** Start **

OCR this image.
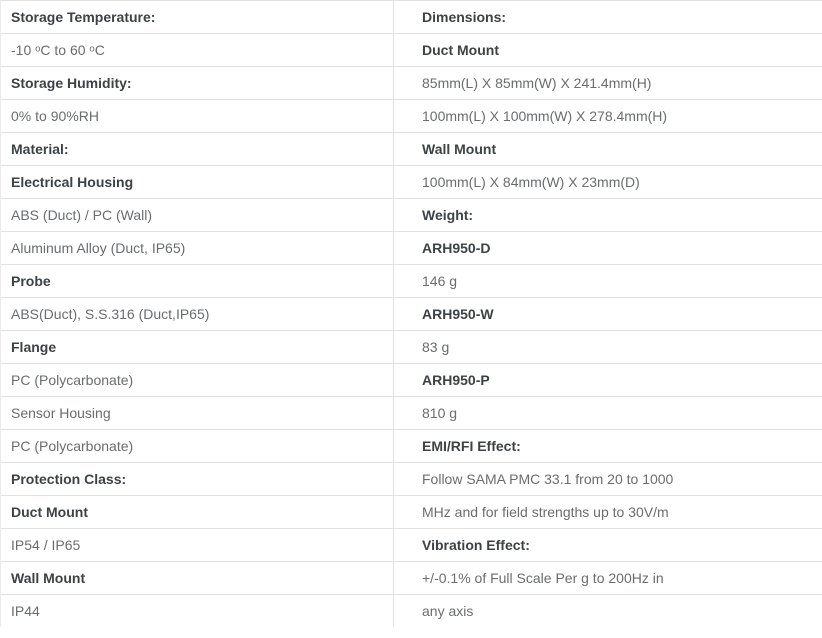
Storage Temperature:	Dimensions:
-10 ᵒC to 60 ᵒC	Duct Mount
Storage Humidity:	85mm(L) X 85mm(W) X 241.4mm(H)
0% to 90%RH	100mm(L) X 100mm(W) X 278.4mm(H)
Material:	Wall Mount
Electrical Housing	100mm(L) X 84mm(W) X 23mm(D)
ABS (Duct) / PC (Wall)	Weight:
Aluminum Alloy (Duct, IP65)	ARH950-D
Probe	146 g
ABS(Duct), S.S.316 (Duct,IP65)	ARH950-W
Flange	83 g
PC (Polycarbonate)	ARH950-P
Sensor Housing	810 g
PC (Polycarbonate)	EMI/RFI Effect:
Protection Class:	Follow SAMA PMC 33.1 from 20 to 1000
Duct Mount	MHz and for field strengths up to 30V/m
IP54 / IP65	Vibration Effect:
Wall Mount	+/-0.1% of Full Scale Per g to 200Hz in
IP44	any axis
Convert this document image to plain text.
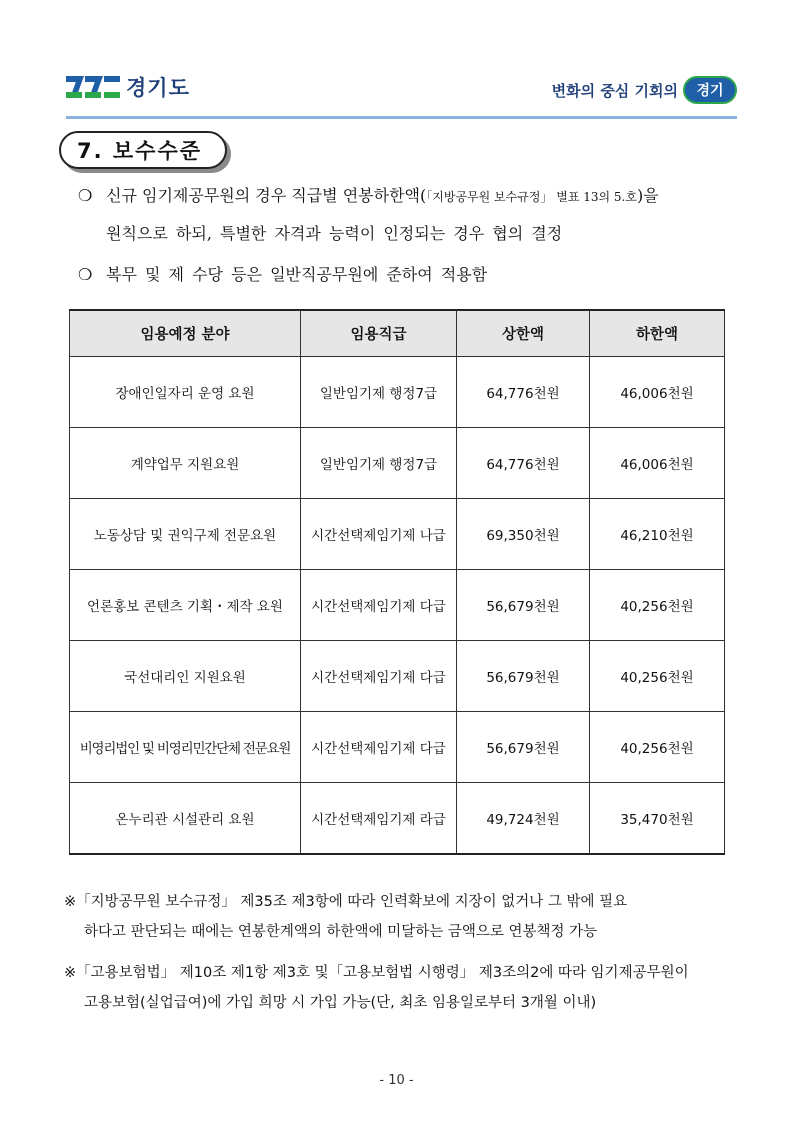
경기도	변화의 중심 기회의	경기
7. 보수수준
❍ 신규 임기제공무원의 경우 직급별 연봉하한액(「지방공무원 보수규정」 별표 13의 5.호)을
원칙으로 하되, 특별한 자격과 능력이 인정되는 경우 협의 결정
❍ 복무 및 제 수당 등은 일반직공무원에 준하여 적용함
임용예정 분야	임용직급	상한액	하한액
장애인일자리 운영 요원	일반임기제 행정7급	64,776천원	46,006천원
계약업무 지원요원	일반임기제 행정7급	64,776천원	46,006천원
노동상담 및 권익구제 전문요원	시간선택제임기제 나급	69,350천원	46,210천원
언론홍보 콘텐츠 기획・제작 요원	시간선택제임기제 다급	56,679천원	40,256천원
국선대리인 지원요원	시간선택제임기제 다급	56,679천원	40,256천원
비영리법인 및 비영리민간단체 전문요원	시간선택제임기제 다급	56,679천원	40,256천원
온누리관 시설관리 요원	시간선택제임기제 라급	49,724천원	35,470천원
※「지방공무원 보수규정」 제35조 제3항에 따라 인력확보에 지장이 없거나 그 밖에 필요
하다고 판단되는 때에는 연봉한계액의 하한액에 미달하는 금액으로 연봉책정 가능
※「고용보험법」 제10조 제1항 제3호 및「고용보험법 시행령」 제3조의2에 따라 임기제공무원이
고용보험(실업급여)에 가입 희망 시 가입 가능(단, 최초 임용일로부터 3개월 이내)
- 10 -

** End **

Description of the task
Reproduce every line precisely as given, omitting all pictures.

Output of the exercise
OCR this image.
Storage Temperature:	Dimensions:
-10 ᵒC to 60 ᵒC	Duct Mount
Storage Humidity:	85mm(L) X 85mm(W) X 241.4mm(H)
0% to 90%RH	100mm(L) X 100mm(W) X 278.4mm(H)
Material:	Wall Mount
Electrical Housing	100mm(L) X 84mm(W) X 23mm(D)
ABS (Duct) / PC (Wall)	Weight:
Aluminum Alloy (Duct, IP65)	ARH950-D
Probe	146 g
ABS(Duct), S.S.316 (Duct,IP65)	ARH950-W
Flange	83 g
PC (Polycarbonate)	ARH950-P
Sensor Housing	810 g
PC (Polycarbonate)	EMI/RFI Effect:
Protection Class:	Follow SAMA PMC 33.1 from 20 to 1000
Duct Mount	MHz and for field strengths up to 30V/m
IP54 / IP65	Vibration Effect:
Wall Mount	+/-0.1% of Full Scale Per g to 200Hz in
IP44	any axis
Convert this document image to plain text.
경기도	변화의 중심 기회의	경기
7. 보수수준
❍ 신규 임기제공무원의 경우 직급별 연봉하한액(「지방공무원 보수규정」 별표 13의 5.호)을
원칙으로 하되, 특별한 자격과 능력이 인정되는 경우 협의 결정
❍ 복무 및 제 수당 등은 일반직공무원에 준하여 적용함
임용예정 분야	임용직급	상한액	하한액
장애인일자리 운영 요원	일반임기제 행정7급	64,776천원	46,006천원
계약업무 지원요원	일반임기제 행정7급	64,776천원	46,006천원
노동상담 및 권익구제 전문요원	시간선택제임기제 나급	69,350천원	46,210천원
언론홍보 콘텐츠 기획・제작 요원	시간선택제임기제 다급	56,679천원	40,256천원
국선대리인 지원요원	시간선택제임기제 다급	56,679천원	40,256천원
비영리법인 및 비영리민간단체 전문요원	시간선택제임기제 다급	56,679천원	40,256천원
온누리관 시설관리 요원	시간선택제임기제 라급	49,724천원	35,470천원
※「지방공무원 보수규정」 제35조 제3항에 따라 인력확보에 지장이 없거나 그 밖에 필요
하다고 판단되는 때에는 연봉한계액의 하한액에 미달하는 금액으로 연봉책정 가능
※「고용보험법」 제10조 제1항 제3호 및「고용보험법 시행령」 제3조의2에 따라 임기제공무원이
고용보험(실업급여)에 가입 희망 시 가입 가능(단, 최초 임용일로부터 3개월 이내)
- 10 -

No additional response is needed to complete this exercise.